Problem
From the records below, copy every line that contains the word "JSON".

Stored dataset items

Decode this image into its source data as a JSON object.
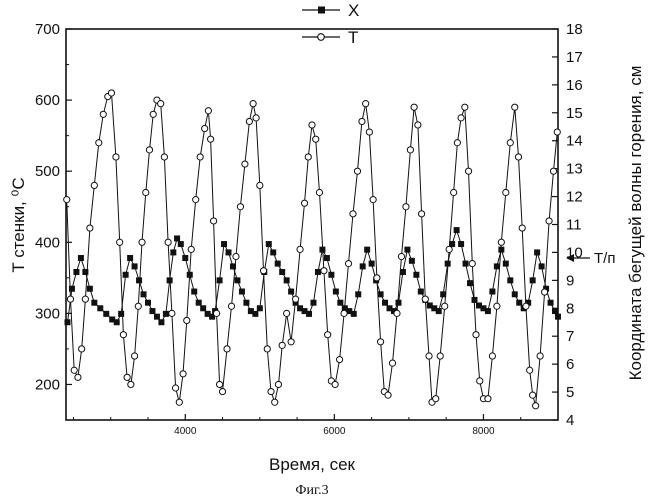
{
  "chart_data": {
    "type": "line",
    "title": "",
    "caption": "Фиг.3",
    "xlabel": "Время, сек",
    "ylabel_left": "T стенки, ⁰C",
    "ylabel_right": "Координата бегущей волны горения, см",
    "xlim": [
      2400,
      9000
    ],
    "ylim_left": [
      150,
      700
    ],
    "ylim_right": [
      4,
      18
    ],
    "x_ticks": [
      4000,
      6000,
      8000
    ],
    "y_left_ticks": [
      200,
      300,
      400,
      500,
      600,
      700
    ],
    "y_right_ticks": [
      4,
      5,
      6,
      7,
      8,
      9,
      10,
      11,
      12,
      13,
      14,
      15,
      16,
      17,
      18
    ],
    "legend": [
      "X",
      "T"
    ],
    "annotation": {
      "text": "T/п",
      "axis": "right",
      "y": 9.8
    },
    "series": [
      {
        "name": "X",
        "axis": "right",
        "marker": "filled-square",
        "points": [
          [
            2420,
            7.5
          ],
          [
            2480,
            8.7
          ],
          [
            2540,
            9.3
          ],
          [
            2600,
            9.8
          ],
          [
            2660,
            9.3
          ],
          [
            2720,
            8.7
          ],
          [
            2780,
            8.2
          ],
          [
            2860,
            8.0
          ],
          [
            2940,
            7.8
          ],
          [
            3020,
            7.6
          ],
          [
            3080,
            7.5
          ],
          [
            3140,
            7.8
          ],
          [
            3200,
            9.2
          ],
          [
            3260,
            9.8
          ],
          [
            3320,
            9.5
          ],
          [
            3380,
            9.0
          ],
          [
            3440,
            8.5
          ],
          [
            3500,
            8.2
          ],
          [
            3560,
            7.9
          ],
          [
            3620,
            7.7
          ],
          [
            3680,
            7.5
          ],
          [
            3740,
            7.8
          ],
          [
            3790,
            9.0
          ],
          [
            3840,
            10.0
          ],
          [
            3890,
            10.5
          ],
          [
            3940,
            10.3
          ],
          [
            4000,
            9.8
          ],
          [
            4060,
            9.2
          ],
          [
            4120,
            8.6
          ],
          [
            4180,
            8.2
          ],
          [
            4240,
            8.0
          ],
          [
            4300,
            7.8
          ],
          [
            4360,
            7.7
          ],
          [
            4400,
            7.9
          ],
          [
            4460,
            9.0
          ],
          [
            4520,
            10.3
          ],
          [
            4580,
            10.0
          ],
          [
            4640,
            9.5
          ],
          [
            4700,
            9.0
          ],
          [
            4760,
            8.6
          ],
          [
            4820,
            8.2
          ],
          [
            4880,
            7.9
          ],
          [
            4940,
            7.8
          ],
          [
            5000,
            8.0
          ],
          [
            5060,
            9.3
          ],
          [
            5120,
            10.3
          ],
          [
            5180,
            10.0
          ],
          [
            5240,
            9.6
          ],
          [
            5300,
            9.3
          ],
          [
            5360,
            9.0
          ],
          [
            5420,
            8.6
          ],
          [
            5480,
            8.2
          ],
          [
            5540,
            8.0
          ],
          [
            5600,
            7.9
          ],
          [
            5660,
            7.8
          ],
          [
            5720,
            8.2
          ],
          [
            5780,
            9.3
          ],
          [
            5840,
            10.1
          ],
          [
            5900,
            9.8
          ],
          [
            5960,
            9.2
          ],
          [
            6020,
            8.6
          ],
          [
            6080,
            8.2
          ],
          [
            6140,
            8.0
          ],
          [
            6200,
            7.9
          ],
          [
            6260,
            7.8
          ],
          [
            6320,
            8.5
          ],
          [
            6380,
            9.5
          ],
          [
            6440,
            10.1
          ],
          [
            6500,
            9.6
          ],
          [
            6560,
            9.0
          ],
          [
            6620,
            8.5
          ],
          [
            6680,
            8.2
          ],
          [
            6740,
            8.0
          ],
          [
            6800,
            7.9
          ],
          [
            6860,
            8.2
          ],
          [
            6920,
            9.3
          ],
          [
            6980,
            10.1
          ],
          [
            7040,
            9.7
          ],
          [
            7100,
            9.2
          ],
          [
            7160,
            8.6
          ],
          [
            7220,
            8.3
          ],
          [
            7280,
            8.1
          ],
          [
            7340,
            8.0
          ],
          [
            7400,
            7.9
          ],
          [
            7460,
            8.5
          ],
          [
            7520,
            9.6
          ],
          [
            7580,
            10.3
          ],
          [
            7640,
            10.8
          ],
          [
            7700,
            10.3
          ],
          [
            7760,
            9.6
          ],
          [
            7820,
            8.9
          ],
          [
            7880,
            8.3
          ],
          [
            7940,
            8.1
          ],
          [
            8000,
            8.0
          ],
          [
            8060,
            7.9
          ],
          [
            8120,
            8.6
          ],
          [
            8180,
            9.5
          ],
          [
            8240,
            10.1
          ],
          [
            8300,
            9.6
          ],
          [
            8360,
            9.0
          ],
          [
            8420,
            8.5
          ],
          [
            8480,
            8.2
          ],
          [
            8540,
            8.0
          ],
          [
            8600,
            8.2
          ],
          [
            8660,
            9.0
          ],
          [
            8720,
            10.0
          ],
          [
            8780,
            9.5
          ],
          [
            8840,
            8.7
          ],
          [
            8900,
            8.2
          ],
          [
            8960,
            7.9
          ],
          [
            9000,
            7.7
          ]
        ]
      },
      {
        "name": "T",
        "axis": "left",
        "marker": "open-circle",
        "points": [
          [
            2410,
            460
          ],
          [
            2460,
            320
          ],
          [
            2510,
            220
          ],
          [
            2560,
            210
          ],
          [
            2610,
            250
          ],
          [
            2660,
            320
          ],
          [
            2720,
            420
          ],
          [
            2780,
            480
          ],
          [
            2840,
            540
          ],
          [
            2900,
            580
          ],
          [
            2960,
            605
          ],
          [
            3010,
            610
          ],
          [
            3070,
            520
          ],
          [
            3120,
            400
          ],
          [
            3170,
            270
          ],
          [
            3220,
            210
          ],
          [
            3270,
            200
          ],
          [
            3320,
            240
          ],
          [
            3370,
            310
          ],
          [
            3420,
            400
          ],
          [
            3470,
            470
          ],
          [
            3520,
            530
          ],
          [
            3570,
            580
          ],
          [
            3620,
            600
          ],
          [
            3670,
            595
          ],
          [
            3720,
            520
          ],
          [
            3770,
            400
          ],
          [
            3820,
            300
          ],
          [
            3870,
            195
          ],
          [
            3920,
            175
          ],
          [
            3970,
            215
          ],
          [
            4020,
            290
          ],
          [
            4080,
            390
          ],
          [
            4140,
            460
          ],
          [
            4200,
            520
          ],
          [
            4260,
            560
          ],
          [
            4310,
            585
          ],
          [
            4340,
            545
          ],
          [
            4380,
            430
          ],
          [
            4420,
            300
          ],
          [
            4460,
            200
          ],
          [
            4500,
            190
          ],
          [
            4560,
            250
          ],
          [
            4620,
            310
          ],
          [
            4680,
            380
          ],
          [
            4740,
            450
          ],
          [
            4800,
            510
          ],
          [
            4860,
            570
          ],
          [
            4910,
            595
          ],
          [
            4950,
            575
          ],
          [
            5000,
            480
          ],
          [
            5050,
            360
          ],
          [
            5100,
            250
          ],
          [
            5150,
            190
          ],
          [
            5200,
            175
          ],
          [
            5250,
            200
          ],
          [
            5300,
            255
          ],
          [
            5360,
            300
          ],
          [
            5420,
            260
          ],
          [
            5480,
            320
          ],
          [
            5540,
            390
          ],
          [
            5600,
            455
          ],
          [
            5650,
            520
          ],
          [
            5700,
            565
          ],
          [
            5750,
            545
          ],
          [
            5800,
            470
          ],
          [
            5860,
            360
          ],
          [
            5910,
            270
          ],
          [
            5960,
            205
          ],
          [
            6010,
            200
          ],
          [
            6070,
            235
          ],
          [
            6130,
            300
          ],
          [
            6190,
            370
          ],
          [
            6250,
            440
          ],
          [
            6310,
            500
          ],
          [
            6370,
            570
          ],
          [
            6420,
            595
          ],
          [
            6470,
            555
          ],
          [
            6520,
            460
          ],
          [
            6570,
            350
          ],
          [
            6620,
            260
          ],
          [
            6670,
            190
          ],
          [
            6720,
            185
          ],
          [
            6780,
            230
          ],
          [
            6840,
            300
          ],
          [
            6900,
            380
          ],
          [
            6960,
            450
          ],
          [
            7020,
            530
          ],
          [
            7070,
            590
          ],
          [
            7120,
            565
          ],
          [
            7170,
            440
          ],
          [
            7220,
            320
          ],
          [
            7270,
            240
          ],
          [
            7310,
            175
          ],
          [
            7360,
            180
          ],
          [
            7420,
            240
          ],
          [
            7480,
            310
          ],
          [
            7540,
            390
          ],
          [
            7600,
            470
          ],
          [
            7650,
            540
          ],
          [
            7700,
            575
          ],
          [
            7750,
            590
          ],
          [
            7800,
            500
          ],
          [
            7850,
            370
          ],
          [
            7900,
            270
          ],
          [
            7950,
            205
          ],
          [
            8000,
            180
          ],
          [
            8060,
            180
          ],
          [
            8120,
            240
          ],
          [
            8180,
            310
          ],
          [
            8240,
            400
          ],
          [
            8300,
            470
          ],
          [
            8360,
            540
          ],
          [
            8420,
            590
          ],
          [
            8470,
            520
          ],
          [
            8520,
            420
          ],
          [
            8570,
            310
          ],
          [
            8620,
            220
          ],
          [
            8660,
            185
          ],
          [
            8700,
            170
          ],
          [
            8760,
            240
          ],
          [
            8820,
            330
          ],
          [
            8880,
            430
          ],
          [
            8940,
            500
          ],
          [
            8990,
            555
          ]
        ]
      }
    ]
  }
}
==
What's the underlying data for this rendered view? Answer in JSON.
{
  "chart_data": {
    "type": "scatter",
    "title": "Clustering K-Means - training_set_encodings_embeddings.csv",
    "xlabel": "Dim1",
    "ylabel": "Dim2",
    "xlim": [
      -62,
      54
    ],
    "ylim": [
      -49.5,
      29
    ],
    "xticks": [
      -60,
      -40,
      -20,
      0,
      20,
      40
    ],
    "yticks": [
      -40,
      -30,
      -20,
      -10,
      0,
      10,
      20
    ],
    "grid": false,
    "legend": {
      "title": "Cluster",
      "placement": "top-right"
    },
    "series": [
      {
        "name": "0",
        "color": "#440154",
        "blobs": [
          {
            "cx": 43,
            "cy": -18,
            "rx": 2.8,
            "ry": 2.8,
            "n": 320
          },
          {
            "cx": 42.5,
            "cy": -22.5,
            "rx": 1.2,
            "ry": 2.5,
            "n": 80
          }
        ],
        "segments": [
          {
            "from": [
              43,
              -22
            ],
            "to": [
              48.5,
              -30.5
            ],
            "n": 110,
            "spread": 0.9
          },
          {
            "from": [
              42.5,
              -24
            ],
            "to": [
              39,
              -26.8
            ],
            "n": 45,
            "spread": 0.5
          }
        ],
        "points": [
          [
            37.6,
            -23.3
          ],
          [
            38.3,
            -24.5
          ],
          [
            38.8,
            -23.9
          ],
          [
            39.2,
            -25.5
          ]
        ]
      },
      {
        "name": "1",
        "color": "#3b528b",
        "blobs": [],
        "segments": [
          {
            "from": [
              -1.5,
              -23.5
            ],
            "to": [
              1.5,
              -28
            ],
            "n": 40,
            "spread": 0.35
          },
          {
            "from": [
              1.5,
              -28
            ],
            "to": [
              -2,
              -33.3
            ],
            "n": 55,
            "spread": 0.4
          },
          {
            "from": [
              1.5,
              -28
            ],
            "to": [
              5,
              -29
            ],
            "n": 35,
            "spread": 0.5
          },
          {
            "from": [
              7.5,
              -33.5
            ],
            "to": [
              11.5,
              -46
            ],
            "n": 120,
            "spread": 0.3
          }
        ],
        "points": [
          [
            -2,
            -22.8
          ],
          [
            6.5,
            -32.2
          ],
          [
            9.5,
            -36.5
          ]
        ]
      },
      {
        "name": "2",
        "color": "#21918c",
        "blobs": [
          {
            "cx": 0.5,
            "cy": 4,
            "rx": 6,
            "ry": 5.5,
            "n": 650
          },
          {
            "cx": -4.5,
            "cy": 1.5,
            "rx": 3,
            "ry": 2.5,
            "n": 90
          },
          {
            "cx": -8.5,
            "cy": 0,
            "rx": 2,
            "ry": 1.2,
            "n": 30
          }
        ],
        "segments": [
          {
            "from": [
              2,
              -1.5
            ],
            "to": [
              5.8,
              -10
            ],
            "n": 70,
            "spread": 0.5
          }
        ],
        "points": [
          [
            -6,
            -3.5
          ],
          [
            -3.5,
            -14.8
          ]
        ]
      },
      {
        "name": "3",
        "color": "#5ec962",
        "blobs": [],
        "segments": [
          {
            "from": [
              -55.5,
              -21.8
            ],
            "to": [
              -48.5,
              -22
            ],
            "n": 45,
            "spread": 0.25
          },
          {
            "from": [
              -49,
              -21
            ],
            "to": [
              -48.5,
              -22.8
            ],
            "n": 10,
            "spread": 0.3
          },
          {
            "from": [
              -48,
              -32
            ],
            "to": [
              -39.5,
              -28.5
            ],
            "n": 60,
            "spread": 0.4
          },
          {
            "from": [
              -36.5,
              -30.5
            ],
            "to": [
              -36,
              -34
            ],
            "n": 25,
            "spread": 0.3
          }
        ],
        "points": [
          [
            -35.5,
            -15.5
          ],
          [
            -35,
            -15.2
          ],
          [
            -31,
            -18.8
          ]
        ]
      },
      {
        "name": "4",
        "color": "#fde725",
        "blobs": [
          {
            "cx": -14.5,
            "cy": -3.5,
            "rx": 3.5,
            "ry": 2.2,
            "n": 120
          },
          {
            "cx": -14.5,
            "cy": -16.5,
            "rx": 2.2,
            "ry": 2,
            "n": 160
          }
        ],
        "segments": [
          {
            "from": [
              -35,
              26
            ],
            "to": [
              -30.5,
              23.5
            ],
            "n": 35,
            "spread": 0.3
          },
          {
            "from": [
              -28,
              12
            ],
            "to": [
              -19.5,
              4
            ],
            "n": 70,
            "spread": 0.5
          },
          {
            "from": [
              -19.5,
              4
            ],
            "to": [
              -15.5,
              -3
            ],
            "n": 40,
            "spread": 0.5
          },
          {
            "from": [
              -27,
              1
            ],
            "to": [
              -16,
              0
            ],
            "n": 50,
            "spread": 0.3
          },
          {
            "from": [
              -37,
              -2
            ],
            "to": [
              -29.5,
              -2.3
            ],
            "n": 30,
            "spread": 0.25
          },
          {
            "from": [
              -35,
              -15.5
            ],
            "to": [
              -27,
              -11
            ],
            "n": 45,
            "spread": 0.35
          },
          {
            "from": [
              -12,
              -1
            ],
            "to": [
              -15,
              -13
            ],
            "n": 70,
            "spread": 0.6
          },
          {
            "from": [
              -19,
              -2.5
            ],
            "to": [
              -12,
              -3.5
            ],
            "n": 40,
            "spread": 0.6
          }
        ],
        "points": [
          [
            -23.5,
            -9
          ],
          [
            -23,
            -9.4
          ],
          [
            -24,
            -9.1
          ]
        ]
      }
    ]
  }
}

Written response
Decode this image into its source data as a JSON object.
What's the underlying data for this rendered view? Answer in JSON.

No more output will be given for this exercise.